# start of Extracted entries

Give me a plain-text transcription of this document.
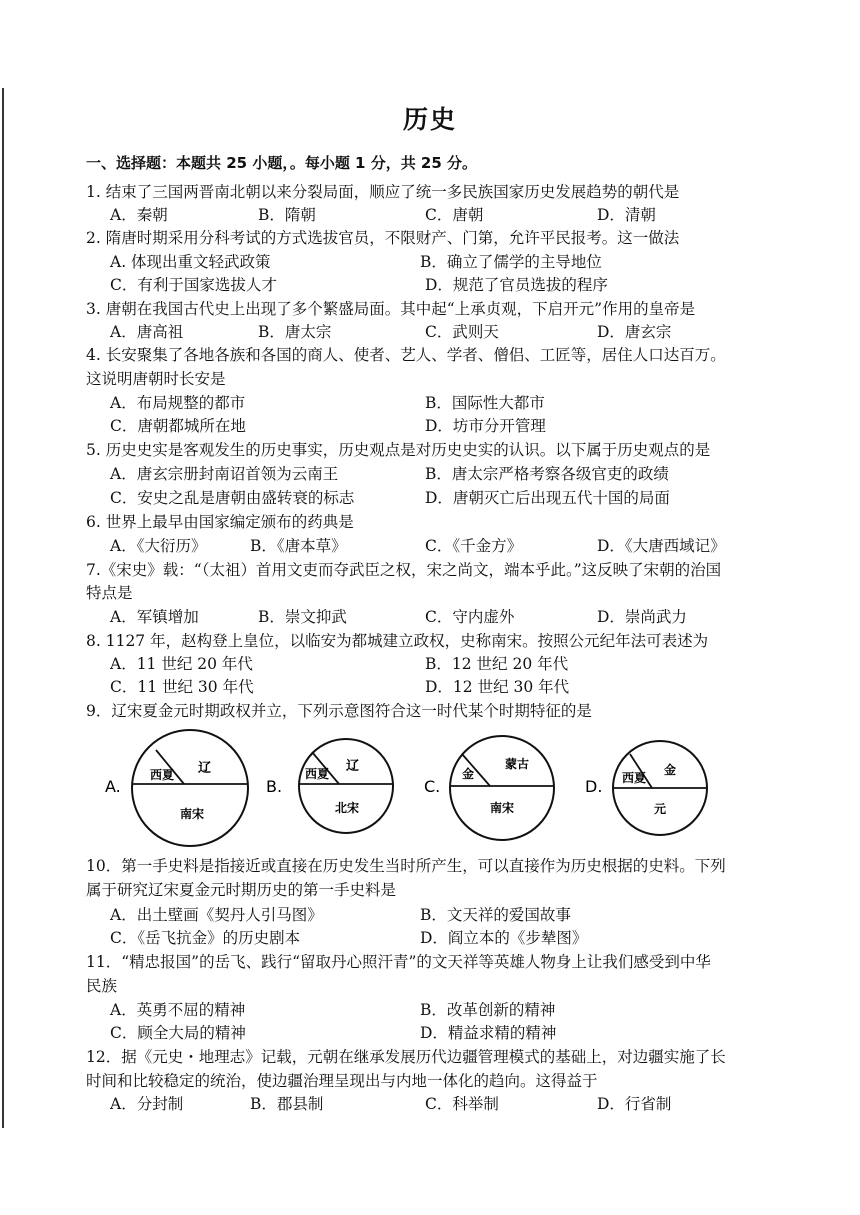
历史
一、选择题：本题共 25 小题，。每小题 1 分，共 25 分。
1. 结束了三国两晋南北朝以来分裂局面，顺应了统一多民族国家历史发展趋势的朝代是
A．秦朝	B．隋朝	C．唐朝	D．清朝
2. 隋唐时期采用分科考试的方式选拔官员，不限财产、门第，允许平民报考。这一做法
A. 体现出重文轻武政策	B．确立了儒学的主导地位
C．有利于国家选拔人才	D．规范了官员选拔的程序
3. 唐朝在我国古代史上出现了多个繁盛局面。其中起“上承贞观，下启开元”作用的皇帝是
A．唐高祖	B．唐太宗	C．武则天	D．唐玄宗
4. 长安聚集了各地各族和各国的商人、使者、艺人、学者、僧侣、工匠等，居住人口达百万。
这说明唐朝时长安是
A．布局规整的都市	B．国际性大都市
C．唐朝都城所在地	D．坊市分开管理
5. 历史史实是客观发生的历史事实，历史观点是对历史史实的认识。以下属于历史观点的是
A．唐玄宗册封南诏首领为云南王	B．唐太宗严格考察各级官吏的政绩
C．安史之乱是唐朝由盛转衰的标志	D．唐朝灭亡后出现五代十国的局面
6. 世界上最早由国家编定颁布的药典是
A．《大衍历》	B．《唐本草》	C．《千金方》	D．《大唐西域记》
7.《宋史》载：“（太祖）首用文吏而夺武臣之权，宋之尚文，端本乎此。”这反映了宋朝的治国
特点是
A．军镇增加	B．崇文抑武	C．守内虚外	D．崇尚武力
8. 1127 年，赵构登上皇位，以临安为都城建立政权，史称南宋。按照公元纪年法可表述为
A．11 世纪 20 年代	B．12 世纪 20 年代
C．11 世纪 30 年代	D．12 世纪 30 年代
9．辽宋夏金元时期政权并立，下列示意图符合这一时代某个时期特征的是
A.
西夏 辽
南宋
B.
西夏 辽
北宋
C.
金
蒙古
南宋
D. 西夏
金
元
10．第一手史料是指接近或直接在历史发生当时所产生，可以直接作为历史根据的史料。下列
属于研究辽宋夏金元时期历史的第一手史料是
A．出土壁画《契丹人引马图》	B．文天祥的爱国故事
C．《岳飞抗金》的历史剧本	D．阎立本的《步辇图》
11．“精忠报国”的岳飞、践行“留取丹心照汗青”的文天祥等英雄人物身上让我们感受到中华
民族
A．英勇不屈的精神	B．改革创新的精神
C．顾全大局的精神	D．精益求精的精神
12．据《元史・地理志》记载，元朝在继承发展历代边疆管理模式的基础上，对边疆实施了长
时间和比较稳定的统治，使边疆治理呈现出与内地一体化的趋向。这得益于
A．分封制	B．郡县制	C．科举制	D．行省制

# end of Extracted entries

## What this task involves
Leave out the pictures, and give all the records again exactly.

## Solution to this problem
Give me a plain-text transcription of this document.
历史
一、选择题：本题共 25 小题，。每小题 1 分，共 25 分。
1. 结束了三国两晋南北朝以来分裂局面，顺应了统一多民族国家历史发展趋势的朝代是
A．秦朝	B．隋朝	C．唐朝	D．清朝
2. 隋唐时期采用分科考试的方式选拔官员，不限财产、门第，允许平民报考。这一做法
A. 体现出重文轻武政策	B．确立了儒学的主导地位
C．有利于国家选拔人才	D．规范了官员选拔的程序
3. 唐朝在我国古代史上出现了多个繁盛局面。其中起“上承贞观，下启开元”作用的皇帝是
A．唐高祖	B．唐太宗	C．武则天	D．唐玄宗
4. 长安聚集了各地各族和各国的商人、使者、艺人、学者、僧侣、工匠等，居住人口达百万。
这说明唐朝时长安是
A．布局规整的都市	B．国际性大都市
C．唐朝都城所在地	D．坊市分开管理
5. 历史史实是客观发生的历史事实，历史观点是对历史史实的认识。以下属于历史观点的是
A．唐玄宗册封南诏首领为云南王	B．唐太宗严格考察各级官吏的政绩
C．安史之乱是唐朝由盛转衰的标志	D．唐朝灭亡后出现五代十国的局面
6. 世界上最早由国家编定颁布的药典是
A．《大衍历》	B．《唐本草》	C．《千金方》	D．《大唐西域记》
7.《宋史》载：“（太祖）首用文吏而夺武臣之权，宋之尚文，端本乎此。”这反映了宋朝的治国
特点是
A．军镇增加	B．崇文抑武	C．守内虚外	D．崇尚武力
8. 1127 年，赵构登上皇位，以临安为都城建立政权，史称南宋。按照公元纪年法可表述为
A．11 世纪 20 年代	B．12 世纪 20 年代
C．11 世纪 30 年代	D．12 世纪 30 年代
9．辽宋夏金元时期政权并立，下列示意图符合这一时代某个时期特征的是
A.
西夏 辽
南宋
B.
西夏 辽
北宋
C.
金
蒙古
南宋
D. 西夏
金
元
10．第一手史料是指接近或直接在历史发生当时所产生，可以直接作为历史根据的史料。下列
属于研究辽宋夏金元时期历史的第一手史料是
A．出土壁画《契丹人引马图》	B．文天祥的爱国故事
C．《岳飞抗金》的历史剧本	D．阎立本的《步辇图》
11．“精忠报国”的岳飞、践行“留取丹心照汗青”的文天祥等英雄人物身上让我们感受到中华
民族
A．英勇不屈的精神	B．改革创新的精神
C．顾全大局的精神	D．精益求精的精神
12．据《元史・地理志》记载，元朝在继承发展历代边疆管理模式的基础上，对边疆实施了长
时间和比较稳定的统治，使边疆治理呈现出与内地一体化的趋向。这得益于
A．分封制	B．郡县制	C．科举制	D．行省制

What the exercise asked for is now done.